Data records
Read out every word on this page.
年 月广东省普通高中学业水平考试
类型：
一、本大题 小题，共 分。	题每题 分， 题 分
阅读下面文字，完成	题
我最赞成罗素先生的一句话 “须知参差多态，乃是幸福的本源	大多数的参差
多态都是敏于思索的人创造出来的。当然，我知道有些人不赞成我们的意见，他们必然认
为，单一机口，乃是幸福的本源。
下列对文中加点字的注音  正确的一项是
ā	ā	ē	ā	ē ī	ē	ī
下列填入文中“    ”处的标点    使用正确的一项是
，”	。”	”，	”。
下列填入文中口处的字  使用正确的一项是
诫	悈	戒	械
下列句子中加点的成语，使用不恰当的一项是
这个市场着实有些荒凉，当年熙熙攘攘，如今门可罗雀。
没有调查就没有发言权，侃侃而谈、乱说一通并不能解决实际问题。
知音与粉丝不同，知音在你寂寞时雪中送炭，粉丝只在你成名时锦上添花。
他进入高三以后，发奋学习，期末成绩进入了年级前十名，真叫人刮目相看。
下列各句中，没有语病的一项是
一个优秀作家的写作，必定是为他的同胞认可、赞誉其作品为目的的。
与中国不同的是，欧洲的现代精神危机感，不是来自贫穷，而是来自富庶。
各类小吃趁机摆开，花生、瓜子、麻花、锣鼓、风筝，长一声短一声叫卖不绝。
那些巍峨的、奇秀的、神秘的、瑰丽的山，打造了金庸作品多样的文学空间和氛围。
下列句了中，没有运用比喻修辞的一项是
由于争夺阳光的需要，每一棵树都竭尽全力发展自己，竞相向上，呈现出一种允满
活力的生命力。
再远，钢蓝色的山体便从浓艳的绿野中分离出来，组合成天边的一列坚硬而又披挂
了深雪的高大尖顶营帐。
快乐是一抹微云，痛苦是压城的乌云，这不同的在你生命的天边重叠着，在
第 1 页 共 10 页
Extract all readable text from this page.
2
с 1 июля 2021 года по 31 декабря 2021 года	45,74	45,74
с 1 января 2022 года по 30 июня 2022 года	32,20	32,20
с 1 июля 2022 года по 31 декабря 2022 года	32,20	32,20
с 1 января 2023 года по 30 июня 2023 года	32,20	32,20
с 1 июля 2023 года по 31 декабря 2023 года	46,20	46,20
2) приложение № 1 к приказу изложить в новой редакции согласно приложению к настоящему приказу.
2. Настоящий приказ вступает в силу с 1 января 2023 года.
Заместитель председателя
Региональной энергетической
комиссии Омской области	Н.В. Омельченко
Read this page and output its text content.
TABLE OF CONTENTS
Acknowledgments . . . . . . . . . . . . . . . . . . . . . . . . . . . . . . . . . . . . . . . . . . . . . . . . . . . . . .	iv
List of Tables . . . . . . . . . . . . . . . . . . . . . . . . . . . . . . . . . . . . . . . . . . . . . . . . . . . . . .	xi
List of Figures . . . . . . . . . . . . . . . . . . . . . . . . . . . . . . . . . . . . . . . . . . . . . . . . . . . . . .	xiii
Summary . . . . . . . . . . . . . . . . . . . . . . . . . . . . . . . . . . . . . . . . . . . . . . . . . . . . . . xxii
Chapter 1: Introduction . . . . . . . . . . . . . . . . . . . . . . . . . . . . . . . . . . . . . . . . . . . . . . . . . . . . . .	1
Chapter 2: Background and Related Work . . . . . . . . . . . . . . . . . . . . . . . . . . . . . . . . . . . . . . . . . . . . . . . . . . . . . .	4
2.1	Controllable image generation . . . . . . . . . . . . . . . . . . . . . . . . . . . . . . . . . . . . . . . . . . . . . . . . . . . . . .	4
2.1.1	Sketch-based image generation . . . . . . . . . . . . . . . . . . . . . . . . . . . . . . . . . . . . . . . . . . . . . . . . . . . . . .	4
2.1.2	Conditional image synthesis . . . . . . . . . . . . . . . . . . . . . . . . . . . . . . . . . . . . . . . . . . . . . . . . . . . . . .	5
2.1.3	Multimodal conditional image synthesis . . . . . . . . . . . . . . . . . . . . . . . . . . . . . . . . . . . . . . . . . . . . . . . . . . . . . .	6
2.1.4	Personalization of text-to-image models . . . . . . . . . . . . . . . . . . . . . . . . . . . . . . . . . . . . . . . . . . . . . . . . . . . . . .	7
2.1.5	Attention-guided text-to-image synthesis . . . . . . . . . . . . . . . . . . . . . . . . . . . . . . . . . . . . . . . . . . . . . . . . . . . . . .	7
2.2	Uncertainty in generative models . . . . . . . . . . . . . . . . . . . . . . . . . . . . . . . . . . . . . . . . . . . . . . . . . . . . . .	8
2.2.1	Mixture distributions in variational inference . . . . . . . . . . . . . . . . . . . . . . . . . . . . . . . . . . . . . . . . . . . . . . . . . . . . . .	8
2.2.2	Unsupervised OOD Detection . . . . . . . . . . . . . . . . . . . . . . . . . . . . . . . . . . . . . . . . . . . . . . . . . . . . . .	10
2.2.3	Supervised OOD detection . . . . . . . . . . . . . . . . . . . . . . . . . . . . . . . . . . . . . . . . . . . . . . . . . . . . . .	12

**WHAT TO DO:** Looking at the entries above, state how many lines contain "text"; give the number alone.

**EXERCISE RESPONSE:** 4